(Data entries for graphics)
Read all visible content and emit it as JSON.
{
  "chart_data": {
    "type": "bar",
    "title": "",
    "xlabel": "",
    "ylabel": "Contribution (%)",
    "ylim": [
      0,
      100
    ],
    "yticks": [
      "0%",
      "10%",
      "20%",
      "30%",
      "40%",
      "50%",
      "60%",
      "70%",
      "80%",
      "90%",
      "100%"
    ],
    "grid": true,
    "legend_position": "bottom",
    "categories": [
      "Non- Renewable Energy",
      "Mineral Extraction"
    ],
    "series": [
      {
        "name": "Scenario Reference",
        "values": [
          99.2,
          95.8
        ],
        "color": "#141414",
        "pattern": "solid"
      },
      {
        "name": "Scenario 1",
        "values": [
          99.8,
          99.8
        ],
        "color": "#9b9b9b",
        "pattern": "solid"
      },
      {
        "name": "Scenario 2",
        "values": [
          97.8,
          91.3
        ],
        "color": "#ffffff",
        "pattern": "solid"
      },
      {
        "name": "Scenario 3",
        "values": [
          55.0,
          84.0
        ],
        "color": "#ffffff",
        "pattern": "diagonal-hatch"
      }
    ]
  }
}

◆ **Prompt**
From the data above, gather every line that includes the word "color".

◆ **Completed task**
        "color": "#141414",
        "color": "#9b9b9b",
        "color": "#ffffff",
        "color": "#ffffff",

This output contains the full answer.